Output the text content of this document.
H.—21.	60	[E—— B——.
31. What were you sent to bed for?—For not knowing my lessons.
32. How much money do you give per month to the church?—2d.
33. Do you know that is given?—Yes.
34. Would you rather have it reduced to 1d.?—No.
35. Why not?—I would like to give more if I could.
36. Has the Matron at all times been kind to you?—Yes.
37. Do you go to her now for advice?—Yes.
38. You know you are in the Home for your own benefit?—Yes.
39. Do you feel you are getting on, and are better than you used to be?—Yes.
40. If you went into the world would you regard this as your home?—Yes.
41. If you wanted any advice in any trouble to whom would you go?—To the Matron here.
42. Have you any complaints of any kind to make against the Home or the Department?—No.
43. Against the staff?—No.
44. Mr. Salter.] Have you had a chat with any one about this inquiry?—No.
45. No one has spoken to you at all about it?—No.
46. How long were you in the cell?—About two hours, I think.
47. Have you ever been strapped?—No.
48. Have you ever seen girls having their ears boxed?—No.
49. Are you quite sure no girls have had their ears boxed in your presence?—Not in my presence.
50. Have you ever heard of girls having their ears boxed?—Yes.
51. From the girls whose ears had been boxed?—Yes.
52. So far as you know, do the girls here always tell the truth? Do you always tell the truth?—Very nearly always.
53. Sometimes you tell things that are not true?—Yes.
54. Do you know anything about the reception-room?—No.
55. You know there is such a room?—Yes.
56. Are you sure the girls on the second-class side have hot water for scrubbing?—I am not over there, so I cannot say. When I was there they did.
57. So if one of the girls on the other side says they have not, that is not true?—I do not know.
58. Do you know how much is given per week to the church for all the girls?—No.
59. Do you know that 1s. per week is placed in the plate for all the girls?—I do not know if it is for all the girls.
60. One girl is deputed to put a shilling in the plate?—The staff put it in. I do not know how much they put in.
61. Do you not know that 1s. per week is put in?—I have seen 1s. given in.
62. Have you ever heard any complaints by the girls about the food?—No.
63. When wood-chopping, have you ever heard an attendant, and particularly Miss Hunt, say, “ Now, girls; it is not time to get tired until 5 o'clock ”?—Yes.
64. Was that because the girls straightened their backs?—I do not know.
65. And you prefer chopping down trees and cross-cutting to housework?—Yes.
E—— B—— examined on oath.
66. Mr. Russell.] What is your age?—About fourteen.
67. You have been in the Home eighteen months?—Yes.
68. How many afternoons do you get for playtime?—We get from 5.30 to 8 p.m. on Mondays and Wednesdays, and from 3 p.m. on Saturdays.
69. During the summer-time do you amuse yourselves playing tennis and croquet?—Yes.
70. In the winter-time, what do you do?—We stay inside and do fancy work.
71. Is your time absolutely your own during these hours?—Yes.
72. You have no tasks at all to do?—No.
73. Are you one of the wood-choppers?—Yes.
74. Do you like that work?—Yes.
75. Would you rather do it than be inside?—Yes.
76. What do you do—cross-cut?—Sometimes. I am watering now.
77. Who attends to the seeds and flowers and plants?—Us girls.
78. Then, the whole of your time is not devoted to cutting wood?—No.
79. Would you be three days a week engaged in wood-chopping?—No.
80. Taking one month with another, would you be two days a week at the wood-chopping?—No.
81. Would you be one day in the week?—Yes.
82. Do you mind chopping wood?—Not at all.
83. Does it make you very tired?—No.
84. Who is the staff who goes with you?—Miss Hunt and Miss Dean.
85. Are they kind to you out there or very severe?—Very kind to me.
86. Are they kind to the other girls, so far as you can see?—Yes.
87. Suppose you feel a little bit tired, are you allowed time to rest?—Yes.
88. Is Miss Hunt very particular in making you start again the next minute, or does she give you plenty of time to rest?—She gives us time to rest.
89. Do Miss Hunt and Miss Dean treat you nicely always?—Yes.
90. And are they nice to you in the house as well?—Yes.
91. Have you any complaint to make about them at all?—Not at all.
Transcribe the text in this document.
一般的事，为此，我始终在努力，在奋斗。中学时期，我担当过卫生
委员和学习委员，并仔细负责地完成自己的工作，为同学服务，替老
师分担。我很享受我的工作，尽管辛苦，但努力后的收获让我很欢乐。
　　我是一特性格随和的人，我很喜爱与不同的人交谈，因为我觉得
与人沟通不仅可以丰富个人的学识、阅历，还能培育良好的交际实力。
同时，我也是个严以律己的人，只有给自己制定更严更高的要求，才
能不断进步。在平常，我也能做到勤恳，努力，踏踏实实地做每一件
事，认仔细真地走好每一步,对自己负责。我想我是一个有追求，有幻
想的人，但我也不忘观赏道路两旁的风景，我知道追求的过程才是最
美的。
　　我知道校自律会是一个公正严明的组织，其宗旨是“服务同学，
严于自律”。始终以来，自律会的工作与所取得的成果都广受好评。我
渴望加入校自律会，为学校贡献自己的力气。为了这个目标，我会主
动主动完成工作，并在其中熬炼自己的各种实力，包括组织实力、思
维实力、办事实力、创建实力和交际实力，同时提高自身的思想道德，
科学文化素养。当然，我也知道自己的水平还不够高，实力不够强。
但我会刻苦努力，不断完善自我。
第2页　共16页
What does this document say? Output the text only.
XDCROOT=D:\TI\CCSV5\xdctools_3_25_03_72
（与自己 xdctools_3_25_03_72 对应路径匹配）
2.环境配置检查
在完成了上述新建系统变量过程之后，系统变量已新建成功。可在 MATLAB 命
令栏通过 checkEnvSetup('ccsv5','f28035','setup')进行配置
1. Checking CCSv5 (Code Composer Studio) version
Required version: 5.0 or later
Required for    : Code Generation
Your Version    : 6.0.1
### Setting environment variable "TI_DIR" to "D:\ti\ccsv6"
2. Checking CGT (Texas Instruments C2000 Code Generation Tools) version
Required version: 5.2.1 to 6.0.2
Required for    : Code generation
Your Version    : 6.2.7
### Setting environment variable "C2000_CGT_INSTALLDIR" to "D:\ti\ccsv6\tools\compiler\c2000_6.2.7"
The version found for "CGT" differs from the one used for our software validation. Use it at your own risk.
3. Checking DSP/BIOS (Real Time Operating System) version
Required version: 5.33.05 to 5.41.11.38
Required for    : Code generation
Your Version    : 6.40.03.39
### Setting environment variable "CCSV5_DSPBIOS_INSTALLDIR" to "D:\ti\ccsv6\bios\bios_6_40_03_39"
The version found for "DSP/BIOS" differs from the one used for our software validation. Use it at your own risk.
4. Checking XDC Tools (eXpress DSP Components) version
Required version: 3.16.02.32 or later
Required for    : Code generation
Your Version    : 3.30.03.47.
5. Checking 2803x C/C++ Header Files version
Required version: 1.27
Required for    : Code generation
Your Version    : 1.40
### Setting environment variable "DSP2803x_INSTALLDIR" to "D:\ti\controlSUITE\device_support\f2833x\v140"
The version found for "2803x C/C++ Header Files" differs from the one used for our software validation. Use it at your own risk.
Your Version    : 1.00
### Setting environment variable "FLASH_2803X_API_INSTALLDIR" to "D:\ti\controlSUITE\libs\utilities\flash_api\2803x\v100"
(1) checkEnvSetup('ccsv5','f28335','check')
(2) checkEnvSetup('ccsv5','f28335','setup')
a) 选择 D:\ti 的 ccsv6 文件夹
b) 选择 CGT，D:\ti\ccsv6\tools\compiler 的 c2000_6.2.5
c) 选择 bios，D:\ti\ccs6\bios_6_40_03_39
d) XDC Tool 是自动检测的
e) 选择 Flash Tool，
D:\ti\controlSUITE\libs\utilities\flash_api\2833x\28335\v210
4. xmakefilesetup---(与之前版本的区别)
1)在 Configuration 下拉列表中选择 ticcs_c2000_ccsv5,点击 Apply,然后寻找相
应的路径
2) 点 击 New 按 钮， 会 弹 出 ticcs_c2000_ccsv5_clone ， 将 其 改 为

(Directions):
Output the records exactly, including every line.

(Full answer):
Output the text content of this document.
H.—21.	60	[E—— B——.
31. What were you sent to bed for?—For not knowing my lessons.
32. How much money do you give per month to the church?—2d.
33. Do you know that is given?—Yes.
34. Would you rather have it reduced to 1d.?—No.
35. Why not?—I would like to give more if I could.
36. Has the Matron at all times been kind to you?—Yes.
37. Do you go to her now for advice?—Yes.
38. You know you are in the Home for your own benefit?—Yes.
39. Do you feel you are getting on, and are better than you used to be?—Yes.
40. If you went into the world would you regard this as your home?—Yes.
41. If you wanted any advice in any trouble to whom would you go?—To the Matron here.
42. Have you any complaints of any kind to make against the Home or the Department?—No.
43. Against the staff?—No.
44. Mr. Salter.] Have you had a chat with any one about this inquiry?—No.
45. No one has spoken to you at all about it?—No.
46. How long were you in the cell?—About two hours, I think.
47. Have you ever been strapped?—No.
48. Have you ever seen girls having their ears boxed?—No.
49. Are you quite sure no girls have had their ears boxed in your presence?—Not in my presence.
50. Have you ever heard of girls having their ears boxed?—Yes.
51. From the girls whose ears had been boxed?—Yes.
52. So far as you know, do the girls here always tell the truth? Do you always tell the truth?—Very nearly always.
53. Sometimes you tell things that are not true?—Yes.
54. Do you know anything about the reception-room?—No.
55. You know there is such a room?—Yes.
56. Are you sure the girls on the second-class side have hot water for scrubbing?—I am not over there, so I cannot say. When I was there they did.
57. So if one of the girls on the other side says they have not, that is not true?—I do not know.
58. Do you know how much is given per week to the church for all the girls?—No.
59. Do you know that 1s. per week is placed in the plate for all the girls?—I do not know if it is for all the girls.
60. One girl is deputed to put a shilling in the plate?—The staff put it in. I do not know how much they put in.
61. Do you not know that 1s. per week is put in?—I have seen 1s. given in.
62. Have you ever heard any complaints by the girls about the food?—No.
63. When wood-chopping, have you ever heard an attendant, and particularly Miss Hunt, say, “ Now, girls; it is not time to get tired until 5 o'clock ”?—Yes.
64. Was that because the girls straightened their backs?—I do not know.
65. And you prefer chopping down trees and cross-cutting to housework?—Yes.
E—— B—— examined on oath.
66. Mr. Russell.] What is your age?—About fourteen.
67. You have been in the Home eighteen months?—Yes.
68. How many afternoons do you get for playtime?—We get from 5.30 to 8 p.m. on Mondays and Wednesdays, and from 3 p.m. on Saturdays.
69. During the summer-time do you amuse yourselves playing tennis and croquet?—Yes.
70. In the winter-time, what do you do?—We stay inside and do fancy work.
71. Is your time absolutely your own during these hours?—Yes.
72. You have no tasks at all to do?—No.
73. Are you one of the wood-choppers?—Yes.
74. Do you like that work?—Yes.
75. Would you rather do it than be inside?—Yes.
76. What do you do—cross-cut?—Sometimes. I am watering now.
77. Who attends to the seeds and flowers and plants?—Us girls.
78. Then, the whole of your time is not devoted to cutting wood?—No.
79. Would you be three days a week engaged in wood-chopping?—No.
80. Taking one month with another, would you be two days a week at the wood-chopping?—No.
81. Would you be one day in the week?—Yes.
82. Do you mind chopping wood?—Not at all.
83. Does it make you very tired?—No.
84. Who is the staff who goes with you?—Miss Hunt and Miss Dean.
85. Are they kind to you out there or very severe?—Very kind to me.
86. Are they kind to the other girls, so far as you can see?—Yes.
87. Suppose you feel a little bit tired, are you allowed time to rest?—Yes.
88. Is Miss Hunt very particular in making you start again the next minute, or does she give you plenty of time to rest?—She gives us time to rest.
89. Do Miss Hunt and Miss Dean treat you nicely always?—Yes.
90. And are they nice to you in the house as well?—Yes.
91. Have you any complaint to make about them at all?—Not at all.
Transcribe the text in this document.
一般的事，为此，我始终在努力，在奋斗。中学时期，我担当过卫生
委员和学习委员，并仔细负责地完成自己的工作，为同学服务，替老
师分担。我很享受我的工作，尽管辛苦，但努力后的收获让我很欢乐。
　　我是一特性格随和的人，我很喜爱与不同的人交谈，因为我觉得
与人沟通不仅可以丰富个人的学识、阅历，还能培育良好的交际实力。
同时，我也是个严以律己的人，只有给自己制定更严更高的要求，才
能不断进步。在平常，我也能做到勤恳，努力，踏踏实实地做每一件
事，认仔细真地走好每一步,对自己负责。我想我是一个有追求，有幻
想的人，但我也不忘观赏道路两旁的风景，我知道追求的过程才是最
美的。
　　我知道校自律会是一个公正严明的组织，其宗旨是“服务同学，
严于自律”。始终以来，自律会的工作与所取得的成果都广受好评。我
渴望加入校自律会，为学校贡献自己的力气。为了这个目标，我会主
动主动完成工作，并在其中熬炼自己的各种实力，包括组织实力、思
维实力、办事实力、创建实力和交际实力，同时提高自身的思想道德，
科学文化素养。当然，我也知道自己的水平还不够高，实力不够强。
但我会刻苦努力，不断完善自我。
第2页　共16页
What does this document say? Output the text only.
XDCROOT=D:\TI\CCSV5\xdctools_3_25_03_72
（与自己 xdctools_3_25_03_72 对应路径匹配）
2.环境配置检查
在完成了上述新建系统变量过程之后，系统变量已新建成功。可在 MATLAB 命
令栏通过 checkEnvSetup('ccsv5','f28035','setup')进行配置
1. Checking CCSv5 (Code Composer Studio) version
Required version: 5.0 or later
Required for    : Code Generation
Your Version    : 6.0.1
### Setting environment variable "TI_DIR" to "D:\ti\ccsv6"
2. Checking CGT (Texas Instruments C2000 Code Generation Tools) version
Required version: 5.2.1 to 6.0.2
Required for    : Code generation
Your Version    : 6.2.7
### Setting environment variable "C2000_CGT_INSTALLDIR" to "D:\ti\ccsv6\tools\compiler\c2000_6.2.7"
The version found for "CGT" differs from the one used for our software validation. Use it at your own risk.
3. Checking DSP/BIOS (Real Time Operating System) version
Required version: 5.33.05 to 5.41.11.38
Required for    : Code generation
Your Version    : 6.40.03.39
### Setting environment variable "CCSV5_DSPBIOS_INSTALLDIR" to "D:\ti\ccsv6\bios\bios_6_40_03_39"
The version found for "DSP/BIOS" differs from the one used for our software validation. Use it at your own risk.
4. Checking XDC Tools (eXpress DSP Components) version
Required version: 3.16.02.32 or later
Required for    : Code generation
Your Version    : 3.30.03.47.
5. Checking 2803x C/C++ Header Files version
Required version: 1.27
Required for    : Code generation
Your Version    : 1.40
### Setting environment variable "DSP2803x_INSTALLDIR" to "D:\ti\controlSUITE\device_support\f2833x\v140"
The version found for "2803x C/C++ Header Files" differs from the one used for our software validation. Use it at your own risk.
Your Version    : 1.00
### Setting environment variable "FLASH_2803X_API_INSTALLDIR" to "D:\ti\controlSUITE\libs\utilities\flash_api\2803x\v100"
(1) checkEnvSetup('ccsv5','f28335','check')
(2) checkEnvSetup('ccsv5','f28335','setup')
a) 选择 D:\ti 的 ccsv6 文件夹
b) 选择 CGT，D:\ti\ccsv6\tools\compiler 的 c2000_6.2.5
c) 选择 bios，D:\ti\ccs6\bios_6_40_03_39
d) XDC Tool 是自动检测的
e) 选择 Flash Tool，
D:\ti\controlSUITE\libs\utilities\flash_api\2833x\28335\v210
4. xmakefilesetup---(与之前版本的区别)
1)在 Configuration 下拉列表中选择 ticcs_c2000_ccsv5,点击 Apply,然后寻找相
应的路径
2) 点 击 New 按 钮， 会 弹 出 ticcs_c2000_ccsv5_clone ， 将 其 改 为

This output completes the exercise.